Objective:
Count how many lines in this material contain "nouze". The answer is that number alone.

Stored rows:

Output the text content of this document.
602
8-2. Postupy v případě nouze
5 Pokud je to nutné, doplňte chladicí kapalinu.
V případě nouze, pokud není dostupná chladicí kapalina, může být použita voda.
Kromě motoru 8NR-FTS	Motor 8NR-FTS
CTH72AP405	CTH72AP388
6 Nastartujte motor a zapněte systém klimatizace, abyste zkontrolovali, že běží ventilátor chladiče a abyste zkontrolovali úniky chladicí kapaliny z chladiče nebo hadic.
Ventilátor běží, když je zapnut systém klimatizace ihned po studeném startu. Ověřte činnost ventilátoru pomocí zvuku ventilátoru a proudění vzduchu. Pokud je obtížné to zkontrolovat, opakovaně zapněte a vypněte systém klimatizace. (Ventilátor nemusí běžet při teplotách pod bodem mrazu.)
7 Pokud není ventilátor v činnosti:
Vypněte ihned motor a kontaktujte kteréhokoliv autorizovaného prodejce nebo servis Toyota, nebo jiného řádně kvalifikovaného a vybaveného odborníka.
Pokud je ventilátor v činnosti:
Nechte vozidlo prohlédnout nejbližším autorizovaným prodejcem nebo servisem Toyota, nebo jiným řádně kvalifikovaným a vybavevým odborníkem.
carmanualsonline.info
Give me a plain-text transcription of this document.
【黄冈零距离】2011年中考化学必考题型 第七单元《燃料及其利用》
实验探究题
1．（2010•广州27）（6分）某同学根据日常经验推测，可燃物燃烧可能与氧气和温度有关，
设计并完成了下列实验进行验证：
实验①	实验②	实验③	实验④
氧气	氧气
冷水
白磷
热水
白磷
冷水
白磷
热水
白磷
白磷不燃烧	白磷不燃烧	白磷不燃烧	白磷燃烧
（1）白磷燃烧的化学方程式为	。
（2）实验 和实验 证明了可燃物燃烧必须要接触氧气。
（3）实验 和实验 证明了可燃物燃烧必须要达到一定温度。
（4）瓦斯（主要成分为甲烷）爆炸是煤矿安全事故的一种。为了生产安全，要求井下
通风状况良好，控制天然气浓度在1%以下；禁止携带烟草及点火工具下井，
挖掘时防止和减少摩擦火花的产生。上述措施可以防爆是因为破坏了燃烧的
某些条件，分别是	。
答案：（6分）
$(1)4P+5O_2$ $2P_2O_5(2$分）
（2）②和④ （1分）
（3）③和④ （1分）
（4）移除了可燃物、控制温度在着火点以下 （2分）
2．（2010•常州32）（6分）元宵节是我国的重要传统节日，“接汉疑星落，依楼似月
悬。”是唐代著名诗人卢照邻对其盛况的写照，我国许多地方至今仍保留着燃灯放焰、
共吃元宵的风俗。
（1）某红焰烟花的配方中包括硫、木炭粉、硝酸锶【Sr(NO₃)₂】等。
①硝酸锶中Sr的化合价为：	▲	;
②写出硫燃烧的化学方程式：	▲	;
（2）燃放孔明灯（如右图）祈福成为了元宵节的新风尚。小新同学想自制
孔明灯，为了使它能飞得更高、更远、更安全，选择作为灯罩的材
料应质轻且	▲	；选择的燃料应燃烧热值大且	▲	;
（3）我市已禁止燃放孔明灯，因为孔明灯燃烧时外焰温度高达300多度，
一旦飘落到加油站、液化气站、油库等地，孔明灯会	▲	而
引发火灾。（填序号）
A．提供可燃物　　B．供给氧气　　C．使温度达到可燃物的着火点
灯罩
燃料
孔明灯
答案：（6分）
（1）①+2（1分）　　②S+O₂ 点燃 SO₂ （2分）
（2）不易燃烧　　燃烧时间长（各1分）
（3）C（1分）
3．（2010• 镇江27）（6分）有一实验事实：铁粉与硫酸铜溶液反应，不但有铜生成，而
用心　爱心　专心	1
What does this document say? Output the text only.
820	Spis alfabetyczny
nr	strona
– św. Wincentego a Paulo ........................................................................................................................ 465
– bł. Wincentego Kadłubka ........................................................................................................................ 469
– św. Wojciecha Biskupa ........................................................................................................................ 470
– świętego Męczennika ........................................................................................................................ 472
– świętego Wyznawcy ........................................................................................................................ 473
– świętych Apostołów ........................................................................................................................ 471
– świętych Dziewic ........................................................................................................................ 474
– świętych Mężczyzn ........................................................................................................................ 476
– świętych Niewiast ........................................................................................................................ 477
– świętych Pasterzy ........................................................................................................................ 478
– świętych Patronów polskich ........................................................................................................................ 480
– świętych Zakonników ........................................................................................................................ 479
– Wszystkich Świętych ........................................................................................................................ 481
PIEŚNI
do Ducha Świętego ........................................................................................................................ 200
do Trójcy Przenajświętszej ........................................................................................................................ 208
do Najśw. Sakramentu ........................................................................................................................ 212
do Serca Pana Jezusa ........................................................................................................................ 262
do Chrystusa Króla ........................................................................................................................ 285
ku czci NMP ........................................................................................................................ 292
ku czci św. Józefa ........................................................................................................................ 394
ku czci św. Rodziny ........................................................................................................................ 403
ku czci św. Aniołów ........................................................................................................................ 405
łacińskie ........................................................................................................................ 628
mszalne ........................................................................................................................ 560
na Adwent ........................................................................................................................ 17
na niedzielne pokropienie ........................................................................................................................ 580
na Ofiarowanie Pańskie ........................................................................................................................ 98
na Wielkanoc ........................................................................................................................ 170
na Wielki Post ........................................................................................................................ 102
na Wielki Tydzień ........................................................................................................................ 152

Problem solution:
2